══ Supplied material

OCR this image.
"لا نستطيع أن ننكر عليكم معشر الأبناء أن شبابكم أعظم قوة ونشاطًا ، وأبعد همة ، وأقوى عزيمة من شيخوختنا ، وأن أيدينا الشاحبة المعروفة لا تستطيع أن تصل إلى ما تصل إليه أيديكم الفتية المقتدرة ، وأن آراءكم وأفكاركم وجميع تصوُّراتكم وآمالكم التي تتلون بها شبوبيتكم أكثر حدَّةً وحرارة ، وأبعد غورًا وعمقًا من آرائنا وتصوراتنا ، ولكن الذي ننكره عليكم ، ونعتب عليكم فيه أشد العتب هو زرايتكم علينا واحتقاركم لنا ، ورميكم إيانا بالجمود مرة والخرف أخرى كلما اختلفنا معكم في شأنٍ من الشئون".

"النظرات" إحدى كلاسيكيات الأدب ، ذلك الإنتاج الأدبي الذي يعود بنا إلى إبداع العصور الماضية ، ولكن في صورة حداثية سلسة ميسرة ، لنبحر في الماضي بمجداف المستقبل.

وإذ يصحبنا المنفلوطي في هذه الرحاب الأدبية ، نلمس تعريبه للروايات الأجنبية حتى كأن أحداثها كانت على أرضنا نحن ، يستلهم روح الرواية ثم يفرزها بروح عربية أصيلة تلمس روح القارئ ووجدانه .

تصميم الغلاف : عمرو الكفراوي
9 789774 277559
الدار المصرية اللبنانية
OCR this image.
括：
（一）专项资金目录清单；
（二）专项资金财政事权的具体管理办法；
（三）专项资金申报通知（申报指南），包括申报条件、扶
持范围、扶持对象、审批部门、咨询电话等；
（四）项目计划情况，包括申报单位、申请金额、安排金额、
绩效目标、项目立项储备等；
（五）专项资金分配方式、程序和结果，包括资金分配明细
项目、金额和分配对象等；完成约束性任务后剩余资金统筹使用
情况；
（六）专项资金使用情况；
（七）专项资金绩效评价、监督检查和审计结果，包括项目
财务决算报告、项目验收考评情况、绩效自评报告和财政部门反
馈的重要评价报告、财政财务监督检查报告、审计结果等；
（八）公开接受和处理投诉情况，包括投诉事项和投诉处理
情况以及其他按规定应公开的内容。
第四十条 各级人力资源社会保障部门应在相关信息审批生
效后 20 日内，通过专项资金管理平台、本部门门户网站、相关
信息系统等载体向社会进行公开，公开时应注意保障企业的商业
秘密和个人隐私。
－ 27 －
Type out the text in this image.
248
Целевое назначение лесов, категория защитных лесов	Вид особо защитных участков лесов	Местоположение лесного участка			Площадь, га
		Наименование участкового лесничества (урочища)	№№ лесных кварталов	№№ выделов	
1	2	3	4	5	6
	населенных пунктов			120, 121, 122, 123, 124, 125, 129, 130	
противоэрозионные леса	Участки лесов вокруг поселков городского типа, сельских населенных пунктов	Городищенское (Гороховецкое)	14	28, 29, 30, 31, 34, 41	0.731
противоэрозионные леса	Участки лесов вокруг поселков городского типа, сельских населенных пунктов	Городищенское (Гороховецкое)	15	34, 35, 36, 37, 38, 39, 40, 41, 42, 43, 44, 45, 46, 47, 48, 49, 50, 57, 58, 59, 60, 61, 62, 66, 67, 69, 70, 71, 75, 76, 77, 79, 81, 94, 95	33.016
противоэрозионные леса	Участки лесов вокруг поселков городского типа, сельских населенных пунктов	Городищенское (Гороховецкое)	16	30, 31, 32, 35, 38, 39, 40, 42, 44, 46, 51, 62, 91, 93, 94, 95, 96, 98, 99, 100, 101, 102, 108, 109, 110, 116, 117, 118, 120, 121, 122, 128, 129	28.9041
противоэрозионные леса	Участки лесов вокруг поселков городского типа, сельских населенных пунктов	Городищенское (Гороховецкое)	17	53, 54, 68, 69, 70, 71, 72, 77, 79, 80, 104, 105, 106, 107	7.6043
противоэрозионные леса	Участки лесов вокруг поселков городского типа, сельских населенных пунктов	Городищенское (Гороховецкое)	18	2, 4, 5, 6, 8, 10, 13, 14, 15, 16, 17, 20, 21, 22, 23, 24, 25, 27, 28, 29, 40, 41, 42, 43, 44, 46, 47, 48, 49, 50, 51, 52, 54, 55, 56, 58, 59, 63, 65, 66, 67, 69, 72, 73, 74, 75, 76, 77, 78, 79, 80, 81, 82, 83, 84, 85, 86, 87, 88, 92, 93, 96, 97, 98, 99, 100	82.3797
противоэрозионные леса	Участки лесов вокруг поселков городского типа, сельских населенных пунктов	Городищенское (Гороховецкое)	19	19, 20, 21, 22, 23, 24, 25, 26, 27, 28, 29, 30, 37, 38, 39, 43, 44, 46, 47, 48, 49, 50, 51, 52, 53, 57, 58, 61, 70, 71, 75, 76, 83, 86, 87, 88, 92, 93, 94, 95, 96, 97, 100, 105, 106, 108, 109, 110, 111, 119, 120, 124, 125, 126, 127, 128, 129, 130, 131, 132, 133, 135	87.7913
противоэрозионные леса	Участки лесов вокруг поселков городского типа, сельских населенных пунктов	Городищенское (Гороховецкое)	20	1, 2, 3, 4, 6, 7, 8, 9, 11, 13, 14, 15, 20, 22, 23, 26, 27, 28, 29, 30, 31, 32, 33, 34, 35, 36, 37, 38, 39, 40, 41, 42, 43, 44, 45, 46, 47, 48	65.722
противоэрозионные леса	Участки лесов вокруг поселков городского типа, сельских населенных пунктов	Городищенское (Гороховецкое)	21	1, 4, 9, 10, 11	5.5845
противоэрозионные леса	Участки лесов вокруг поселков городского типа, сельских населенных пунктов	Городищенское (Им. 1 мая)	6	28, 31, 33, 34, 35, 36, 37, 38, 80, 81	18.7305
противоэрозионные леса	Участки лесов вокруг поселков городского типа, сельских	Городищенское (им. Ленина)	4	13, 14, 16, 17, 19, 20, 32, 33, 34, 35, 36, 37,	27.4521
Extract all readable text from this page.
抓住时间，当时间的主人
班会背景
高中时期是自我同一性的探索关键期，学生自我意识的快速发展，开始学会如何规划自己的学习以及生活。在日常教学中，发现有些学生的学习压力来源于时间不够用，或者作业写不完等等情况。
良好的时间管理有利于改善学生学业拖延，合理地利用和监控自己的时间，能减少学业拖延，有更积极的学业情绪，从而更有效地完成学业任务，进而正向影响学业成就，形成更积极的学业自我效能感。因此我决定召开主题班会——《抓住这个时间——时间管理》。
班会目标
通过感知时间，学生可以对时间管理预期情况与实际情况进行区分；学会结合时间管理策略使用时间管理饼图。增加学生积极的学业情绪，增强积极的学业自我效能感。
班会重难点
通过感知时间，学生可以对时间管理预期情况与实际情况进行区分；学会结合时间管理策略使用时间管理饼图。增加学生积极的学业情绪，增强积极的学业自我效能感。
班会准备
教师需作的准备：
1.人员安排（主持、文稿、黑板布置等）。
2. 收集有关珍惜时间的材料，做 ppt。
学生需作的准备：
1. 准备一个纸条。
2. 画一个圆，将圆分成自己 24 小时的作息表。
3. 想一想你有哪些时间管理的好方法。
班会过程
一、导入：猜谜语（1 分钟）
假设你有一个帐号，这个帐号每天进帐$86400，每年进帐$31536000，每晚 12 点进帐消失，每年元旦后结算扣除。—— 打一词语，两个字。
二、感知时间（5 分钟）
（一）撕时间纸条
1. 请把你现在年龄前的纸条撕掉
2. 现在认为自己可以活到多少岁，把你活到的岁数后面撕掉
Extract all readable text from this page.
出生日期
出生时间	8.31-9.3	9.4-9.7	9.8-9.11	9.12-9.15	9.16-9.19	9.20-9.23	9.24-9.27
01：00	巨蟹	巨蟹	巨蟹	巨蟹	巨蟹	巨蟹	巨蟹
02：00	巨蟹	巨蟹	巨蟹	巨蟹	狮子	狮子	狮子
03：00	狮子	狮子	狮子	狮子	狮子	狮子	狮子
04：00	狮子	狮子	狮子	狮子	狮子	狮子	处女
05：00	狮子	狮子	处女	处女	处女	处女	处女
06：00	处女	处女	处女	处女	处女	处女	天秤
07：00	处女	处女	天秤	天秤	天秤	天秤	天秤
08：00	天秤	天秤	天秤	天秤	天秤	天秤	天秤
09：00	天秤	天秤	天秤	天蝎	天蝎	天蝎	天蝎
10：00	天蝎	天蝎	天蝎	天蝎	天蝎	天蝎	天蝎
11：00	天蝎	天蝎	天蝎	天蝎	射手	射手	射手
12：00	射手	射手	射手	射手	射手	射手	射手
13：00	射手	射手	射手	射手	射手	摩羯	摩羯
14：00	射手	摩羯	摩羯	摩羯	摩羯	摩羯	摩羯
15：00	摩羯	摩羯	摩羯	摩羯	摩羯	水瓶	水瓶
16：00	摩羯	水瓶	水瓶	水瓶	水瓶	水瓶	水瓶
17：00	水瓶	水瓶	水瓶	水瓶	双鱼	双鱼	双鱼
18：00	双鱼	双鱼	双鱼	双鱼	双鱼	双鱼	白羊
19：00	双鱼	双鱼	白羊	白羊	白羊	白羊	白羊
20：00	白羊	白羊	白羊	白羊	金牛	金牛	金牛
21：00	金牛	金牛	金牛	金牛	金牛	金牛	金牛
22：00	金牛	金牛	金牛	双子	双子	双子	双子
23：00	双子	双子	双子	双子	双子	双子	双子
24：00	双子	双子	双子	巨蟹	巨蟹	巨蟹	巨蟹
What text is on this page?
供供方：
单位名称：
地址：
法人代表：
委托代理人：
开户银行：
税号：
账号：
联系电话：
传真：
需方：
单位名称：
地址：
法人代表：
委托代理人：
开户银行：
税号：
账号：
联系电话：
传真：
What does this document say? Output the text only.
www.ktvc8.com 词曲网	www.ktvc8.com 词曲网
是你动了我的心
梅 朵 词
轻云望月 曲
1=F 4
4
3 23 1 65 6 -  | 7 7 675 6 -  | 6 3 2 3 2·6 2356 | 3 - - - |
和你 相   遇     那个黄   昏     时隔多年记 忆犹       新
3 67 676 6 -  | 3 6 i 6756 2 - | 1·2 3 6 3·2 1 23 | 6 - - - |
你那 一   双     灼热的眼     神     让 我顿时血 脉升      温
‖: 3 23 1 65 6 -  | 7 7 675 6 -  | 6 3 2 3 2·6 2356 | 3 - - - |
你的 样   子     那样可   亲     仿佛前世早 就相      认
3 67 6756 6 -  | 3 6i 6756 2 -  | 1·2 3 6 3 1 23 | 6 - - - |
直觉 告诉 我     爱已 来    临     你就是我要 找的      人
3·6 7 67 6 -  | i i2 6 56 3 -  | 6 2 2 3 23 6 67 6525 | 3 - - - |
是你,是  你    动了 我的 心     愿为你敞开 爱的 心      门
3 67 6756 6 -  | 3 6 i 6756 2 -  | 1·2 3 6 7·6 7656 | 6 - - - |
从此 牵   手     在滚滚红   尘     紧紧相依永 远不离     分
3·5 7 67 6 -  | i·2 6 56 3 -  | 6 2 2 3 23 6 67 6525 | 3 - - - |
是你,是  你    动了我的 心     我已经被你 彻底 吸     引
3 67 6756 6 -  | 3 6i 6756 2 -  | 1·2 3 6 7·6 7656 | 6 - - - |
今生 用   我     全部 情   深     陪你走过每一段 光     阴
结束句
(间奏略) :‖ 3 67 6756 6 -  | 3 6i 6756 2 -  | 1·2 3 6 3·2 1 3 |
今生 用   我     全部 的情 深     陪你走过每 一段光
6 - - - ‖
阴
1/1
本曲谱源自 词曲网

════

> [Short task]
Which lines in the data above contain "this"? Show each one.

> [Written response]
OCR this image.
OCR this image.
Type out the text in this image.
Extract all readable text from this page.
Extract all readable text from this page.
What text is on this page?
What does this document say? Output the text only.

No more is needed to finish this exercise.